→ **PROBLEM TO WORK ON**
Using the entries that follow, collect the lines where the word "data" appears.
───── MATERIAL SUPPLIED ─────
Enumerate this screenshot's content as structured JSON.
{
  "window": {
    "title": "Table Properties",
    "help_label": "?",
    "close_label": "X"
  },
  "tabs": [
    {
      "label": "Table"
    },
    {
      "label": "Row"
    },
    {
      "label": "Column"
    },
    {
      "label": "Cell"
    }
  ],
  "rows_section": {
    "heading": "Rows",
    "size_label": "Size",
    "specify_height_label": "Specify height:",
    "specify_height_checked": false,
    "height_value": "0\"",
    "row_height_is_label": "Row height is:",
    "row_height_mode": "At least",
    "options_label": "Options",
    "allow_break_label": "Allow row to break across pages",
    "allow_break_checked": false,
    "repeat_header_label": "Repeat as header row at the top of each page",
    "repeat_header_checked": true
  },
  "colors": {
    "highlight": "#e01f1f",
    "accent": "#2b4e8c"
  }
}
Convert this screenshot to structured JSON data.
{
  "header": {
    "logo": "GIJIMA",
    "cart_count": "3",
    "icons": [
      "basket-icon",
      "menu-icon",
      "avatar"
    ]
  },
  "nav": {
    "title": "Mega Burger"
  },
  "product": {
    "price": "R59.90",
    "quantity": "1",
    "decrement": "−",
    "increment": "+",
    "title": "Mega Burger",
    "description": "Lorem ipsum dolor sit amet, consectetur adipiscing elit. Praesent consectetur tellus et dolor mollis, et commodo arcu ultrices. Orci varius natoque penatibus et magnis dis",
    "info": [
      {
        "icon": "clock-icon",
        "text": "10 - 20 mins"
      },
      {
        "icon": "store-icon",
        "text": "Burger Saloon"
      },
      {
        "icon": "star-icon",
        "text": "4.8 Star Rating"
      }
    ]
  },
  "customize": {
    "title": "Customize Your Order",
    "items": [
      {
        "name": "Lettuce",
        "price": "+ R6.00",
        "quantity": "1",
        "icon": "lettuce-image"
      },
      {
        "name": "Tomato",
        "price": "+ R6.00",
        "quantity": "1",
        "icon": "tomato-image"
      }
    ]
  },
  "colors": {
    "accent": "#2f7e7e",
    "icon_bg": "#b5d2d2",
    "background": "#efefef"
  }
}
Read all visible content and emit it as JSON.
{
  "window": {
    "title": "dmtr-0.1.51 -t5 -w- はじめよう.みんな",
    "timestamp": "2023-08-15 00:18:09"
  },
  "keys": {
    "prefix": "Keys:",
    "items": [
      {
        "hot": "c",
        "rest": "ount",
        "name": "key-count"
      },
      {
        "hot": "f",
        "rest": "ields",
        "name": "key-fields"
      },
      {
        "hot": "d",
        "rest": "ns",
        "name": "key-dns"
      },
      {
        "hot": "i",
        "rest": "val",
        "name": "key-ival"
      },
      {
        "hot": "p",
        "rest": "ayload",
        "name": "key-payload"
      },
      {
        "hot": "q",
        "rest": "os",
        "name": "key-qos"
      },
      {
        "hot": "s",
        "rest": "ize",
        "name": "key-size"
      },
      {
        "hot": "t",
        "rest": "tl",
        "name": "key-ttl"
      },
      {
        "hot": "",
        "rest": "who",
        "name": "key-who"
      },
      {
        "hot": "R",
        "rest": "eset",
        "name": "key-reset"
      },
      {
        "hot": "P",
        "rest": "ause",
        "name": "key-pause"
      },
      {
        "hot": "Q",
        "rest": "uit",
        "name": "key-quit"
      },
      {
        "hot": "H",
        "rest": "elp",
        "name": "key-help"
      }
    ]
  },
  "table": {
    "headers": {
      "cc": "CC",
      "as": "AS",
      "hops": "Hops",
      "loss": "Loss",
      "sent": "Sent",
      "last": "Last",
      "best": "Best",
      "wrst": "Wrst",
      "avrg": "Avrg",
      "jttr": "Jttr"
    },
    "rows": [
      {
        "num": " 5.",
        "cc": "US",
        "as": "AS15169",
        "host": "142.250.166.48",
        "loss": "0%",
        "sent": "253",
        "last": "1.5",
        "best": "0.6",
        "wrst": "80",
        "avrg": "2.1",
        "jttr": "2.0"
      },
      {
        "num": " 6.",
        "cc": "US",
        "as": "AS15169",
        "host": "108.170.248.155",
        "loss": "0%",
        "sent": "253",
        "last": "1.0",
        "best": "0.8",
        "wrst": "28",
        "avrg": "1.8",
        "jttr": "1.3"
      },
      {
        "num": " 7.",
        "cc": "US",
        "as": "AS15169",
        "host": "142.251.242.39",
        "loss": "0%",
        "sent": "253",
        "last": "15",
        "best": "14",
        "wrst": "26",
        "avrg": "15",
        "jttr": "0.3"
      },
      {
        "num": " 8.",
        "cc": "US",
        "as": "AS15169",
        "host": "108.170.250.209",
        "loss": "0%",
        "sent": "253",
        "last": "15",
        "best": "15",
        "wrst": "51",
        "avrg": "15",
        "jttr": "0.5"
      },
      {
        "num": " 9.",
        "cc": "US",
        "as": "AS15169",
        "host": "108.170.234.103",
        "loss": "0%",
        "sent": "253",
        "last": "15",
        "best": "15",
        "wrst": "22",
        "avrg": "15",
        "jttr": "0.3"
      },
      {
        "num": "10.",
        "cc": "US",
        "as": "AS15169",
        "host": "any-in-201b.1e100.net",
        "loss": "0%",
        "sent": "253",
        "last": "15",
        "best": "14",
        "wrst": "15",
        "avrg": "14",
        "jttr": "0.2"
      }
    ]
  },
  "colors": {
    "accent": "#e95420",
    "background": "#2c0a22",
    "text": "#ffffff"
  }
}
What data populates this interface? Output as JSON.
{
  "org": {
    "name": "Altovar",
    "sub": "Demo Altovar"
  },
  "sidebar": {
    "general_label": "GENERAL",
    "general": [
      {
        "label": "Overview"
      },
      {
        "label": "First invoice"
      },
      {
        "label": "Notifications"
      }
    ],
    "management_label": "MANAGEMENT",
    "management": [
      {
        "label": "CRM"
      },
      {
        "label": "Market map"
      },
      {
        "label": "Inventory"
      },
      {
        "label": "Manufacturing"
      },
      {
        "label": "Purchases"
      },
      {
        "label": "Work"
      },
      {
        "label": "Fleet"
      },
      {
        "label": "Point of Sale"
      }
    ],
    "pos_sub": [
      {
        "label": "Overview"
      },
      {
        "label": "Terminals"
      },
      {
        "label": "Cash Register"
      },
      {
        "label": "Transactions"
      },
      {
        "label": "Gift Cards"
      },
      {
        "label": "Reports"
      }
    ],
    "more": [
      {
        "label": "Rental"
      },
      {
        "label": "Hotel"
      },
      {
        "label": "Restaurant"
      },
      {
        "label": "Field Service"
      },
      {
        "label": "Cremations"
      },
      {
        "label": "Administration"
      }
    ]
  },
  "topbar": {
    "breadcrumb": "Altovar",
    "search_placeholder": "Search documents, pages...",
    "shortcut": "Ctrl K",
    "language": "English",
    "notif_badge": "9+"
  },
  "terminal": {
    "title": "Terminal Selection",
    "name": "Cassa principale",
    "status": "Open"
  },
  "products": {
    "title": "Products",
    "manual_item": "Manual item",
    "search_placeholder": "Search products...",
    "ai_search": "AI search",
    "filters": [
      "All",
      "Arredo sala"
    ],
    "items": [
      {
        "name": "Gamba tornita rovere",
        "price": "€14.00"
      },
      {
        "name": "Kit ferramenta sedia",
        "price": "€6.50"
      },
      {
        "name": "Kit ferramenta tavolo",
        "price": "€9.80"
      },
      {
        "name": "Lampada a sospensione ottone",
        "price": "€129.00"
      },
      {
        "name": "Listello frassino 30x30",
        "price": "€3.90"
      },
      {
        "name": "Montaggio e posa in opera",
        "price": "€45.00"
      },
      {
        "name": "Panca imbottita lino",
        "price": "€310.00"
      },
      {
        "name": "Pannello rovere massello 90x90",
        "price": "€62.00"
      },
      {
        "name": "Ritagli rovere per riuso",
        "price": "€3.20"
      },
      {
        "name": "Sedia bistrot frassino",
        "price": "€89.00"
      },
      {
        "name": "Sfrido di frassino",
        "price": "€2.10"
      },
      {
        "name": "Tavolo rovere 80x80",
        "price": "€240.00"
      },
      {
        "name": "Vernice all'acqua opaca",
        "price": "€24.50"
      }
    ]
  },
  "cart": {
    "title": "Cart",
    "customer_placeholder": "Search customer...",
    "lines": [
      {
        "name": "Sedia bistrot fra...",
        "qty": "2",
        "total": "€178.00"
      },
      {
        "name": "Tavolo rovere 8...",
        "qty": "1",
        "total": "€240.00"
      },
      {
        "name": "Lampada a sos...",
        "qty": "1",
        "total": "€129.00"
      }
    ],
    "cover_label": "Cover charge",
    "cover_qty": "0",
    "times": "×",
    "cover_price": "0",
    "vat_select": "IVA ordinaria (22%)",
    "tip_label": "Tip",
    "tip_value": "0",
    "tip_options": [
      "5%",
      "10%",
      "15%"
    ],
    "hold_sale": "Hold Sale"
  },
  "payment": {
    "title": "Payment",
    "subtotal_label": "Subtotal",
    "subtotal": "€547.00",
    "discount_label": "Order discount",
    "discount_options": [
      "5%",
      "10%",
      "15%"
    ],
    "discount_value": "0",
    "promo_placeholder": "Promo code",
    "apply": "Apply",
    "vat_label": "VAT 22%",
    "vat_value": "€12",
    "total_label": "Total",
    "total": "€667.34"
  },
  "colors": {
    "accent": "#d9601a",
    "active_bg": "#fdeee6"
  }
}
─────
→ **SOLVED EXERCISE**
Convert this screenshot to structured JSON data.
What data populates this interface? Output as JSON.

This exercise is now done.